(Data items)

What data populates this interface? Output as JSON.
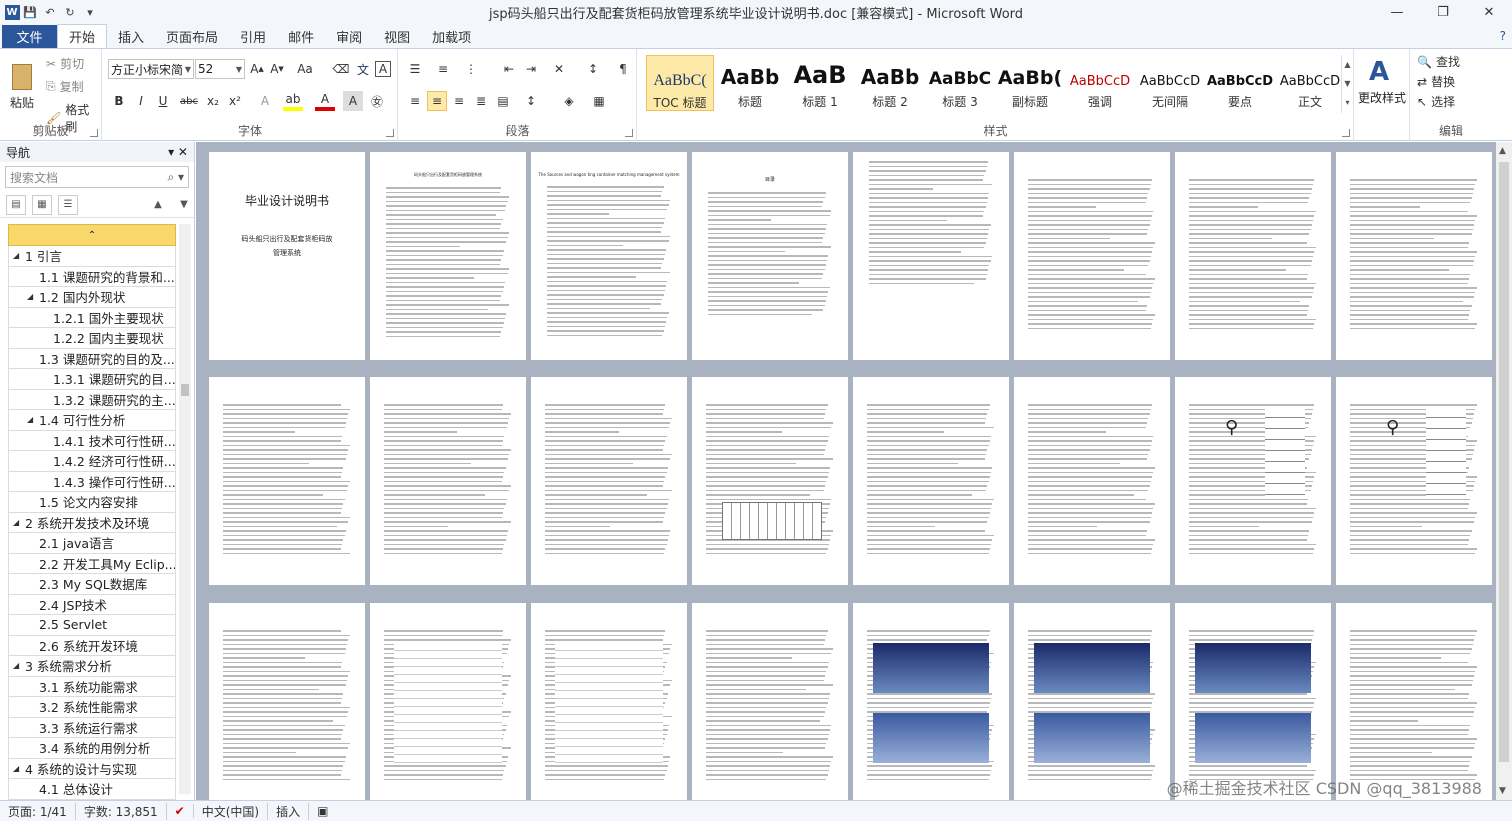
{
  "window": {
    "title": "jsp码头船只出行及配套货柜码放管理系统毕业设计说明书.doc [兼容模式] - Microsoft Word"
  },
  "menu": {
    "file": "文件",
    "tabs": [
      "开始",
      "插入",
      "页面布局",
      "引用",
      "邮件",
      "审阅",
      "视图",
      "加载项"
    ]
  },
  "ribbon": {
    "clipboard": {
      "paste": "粘贴",
      "cut": "剪切",
      "copy": "复制",
      "painter": "格式刷",
      "label": "剪贴板"
    },
    "font": {
      "name": "方正小标宋简",
      "size": "52",
      "label": "字体"
    },
    "paragraph": {
      "label": "段落"
    },
    "styles": {
      "label": "样式",
      "items": [
        {
          "name": "TOC 标题",
          "sample": "AaBbC("
        },
        {
          "name": "标题",
          "sample": "AaBb"
        },
        {
          "name": "标题 1",
          "sample": "AaB"
        },
        {
          "name": "标题 2",
          "sample": "AaBb"
        },
        {
          "name": "标题 3",
          "sample": "AaBbC"
        },
        {
          "name": "副标题",
          "sample": "AaBb("
        },
        {
          "name": "强调",
          "sample": "AaBbCcD"
        },
        {
          "name": "无间隔",
          "sample": "AaBbCcD"
        },
        {
          "name": "要点",
          "sample": "AaBbCcD"
        },
        {
          "name": "正文",
          "sample": "AaBbCcD"
        }
      ],
      "change": "更改样式"
    },
    "editing": {
      "find": "查找",
      "replace": "替换",
      "select": "选择",
      "label": "编辑"
    }
  },
  "nav": {
    "title": "导航",
    "search_placeholder": "搜索文档",
    "items": [
      {
        "text": "1 引言",
        "level": 1
      },
      {
        "text": "1.1 课题研究的背景和...",
        "level": 2
      },
      {
        "text": "1.2 国内外现状",
        "level": 2
      },
      {
        "text": "1.2.1 国外主要现状",
        "level": 3
      },
      {
        "text": "1.2.2 国内主要现状",
        "level": 3
      },
      {
        "text": "1.3 课题研究的目的及...",
        "level": 2
      },
      {
        "text": "1.3.1 课题研究的目...",
        "level": 3
      },
      {
        "text": "1.3.2 课题研究的主...",
        "level": 3
      },
      {
        "text": "1.4 可行性分析",
        "level": 2
      },
      {
        "text": "1.4.1 技术可行性研...",
        "level": 3
      },
      {
        "text": "1.4.2 经济可行性研...",
        "level": 3
      },
      {
        "text": "1.4.3 操作可行性研...",
        "level": 3
      },
      {
        "text": "1.5 论文内容安排",
        "level": 2
      },
      {
        "text": "2 系统开发技术及环境",
        "level": 1
      },
      {
        "text": "2.1 java语言",
        "level": 2
      },
      {
        "text": "2.2 开发工具My Eclip...",
        "level": 2
      },
      {
        "text": "2.3 My SQL数据库",
        "level": 2
      },
      {
        "text": "2.4 JSP技术",
        "level": 2
      },
      {
        "text": "2.5 Servlet",
        "level": 2
      },
      {
        "text": "2.6 系统开发环境",
        "level": 2
      },
      {
        "text": "3 系统需求分析",
        "level": 1
      },
      {
        "text": "3.1 系统功能需求",
        "level": 2
      },
      {
        "text": "3.2 系统性能需求",
        "level": 2
      },
      {
        "text": "3.3 系统运行需求",
        "level": 2
      },
      {
        "text": "3.4 系统的用例分析",
        "level": 2
      },
      {
        "text": "4 系统的设计与实现",
        "level": 1
      },
      {
        "text": "4.1 总体设计",
        "level": 2
      }
    ]
  },
  "document": {
    "cover_title": "毕业设计说明书",
    "cover_subtitle": "码头船只出行及配套货柜码放管理系统",
    "abstract_title": "码头船只出行及配套货柜码放管理系统",
    "english_title": "The Sources and wagon ting container matching management system",
    "toc_title": "目录"
  },
  "status": {
    "page": "页面: 1/41",
    "words": "字数: 13,851",
    "lang": "中文(中国)",
    "mode": "插入"
  },
  "watermark": "@稀土掘金技术社区 CSDN @qq_3813988"
}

§ Task brief
In how many lines of the data does the string "name" appear? Give only the number.

§ Reply to the task
11